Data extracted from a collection
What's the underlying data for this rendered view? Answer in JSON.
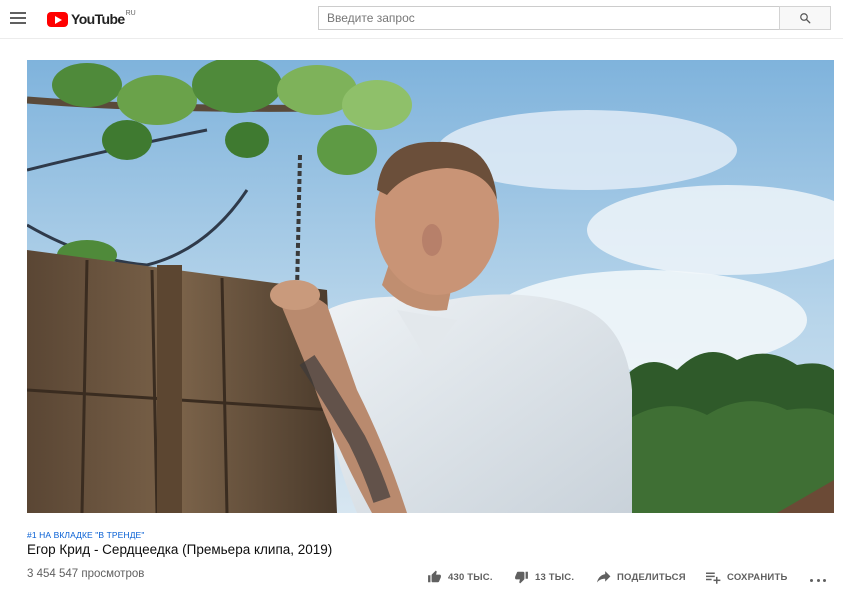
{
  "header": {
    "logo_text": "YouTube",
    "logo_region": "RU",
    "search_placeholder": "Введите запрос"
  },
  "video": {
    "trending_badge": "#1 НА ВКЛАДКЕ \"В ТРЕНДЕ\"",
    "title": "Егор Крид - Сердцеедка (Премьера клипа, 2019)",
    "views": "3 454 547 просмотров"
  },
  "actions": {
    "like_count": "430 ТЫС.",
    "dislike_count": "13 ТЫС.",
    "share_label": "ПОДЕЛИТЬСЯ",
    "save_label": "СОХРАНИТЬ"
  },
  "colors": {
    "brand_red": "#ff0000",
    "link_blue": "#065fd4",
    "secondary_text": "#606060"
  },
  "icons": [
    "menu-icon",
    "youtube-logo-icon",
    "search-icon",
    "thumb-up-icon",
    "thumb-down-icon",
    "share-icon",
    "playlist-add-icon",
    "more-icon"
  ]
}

**WHAT YOU HAVE TO DO**
From start to finish, output the listing exactly, but omit its pictures.

**OUTPUT FOR THIS TASK**
What's the underlying data for this rendered view? Answer in JSON.
{
  "header": {
    "logo_text": "YouTube",
    "logo_region": "RU",
    "search_placeholder": "Введите запрос"
  },
  "video": {
    "trending_badge": "#1 НА ВКЛАДКЕ \"В ТРЕНДЕ\"",
    "title": "Егор Крид - Сердцеедка (Премьера клипа, 2019)",
    "views": "3 454 547 просмотров"
  },
  "actions": {
    "like_count": "430 ТЫС.",
    "dislike_count": "13 ТЫС.",
    "share_label": "ПОДЕЛИТЬСЯ",
    "save_label": "СОХРАНИТЬ"
  },
  "colors": {
    "brand_red": "#ff0000",
    "link_blue": "#065fd4",
    "secondary_text": "#606060"
  },
  "icons": [
    "menu-icon",
    "youtube-logo-icon",
    "search-icon",
    "thumb-up-icon",
    "thumb-down-icon",
    "share-icon",
    "playlist-add-icon",
    "more-icon"
  ]
}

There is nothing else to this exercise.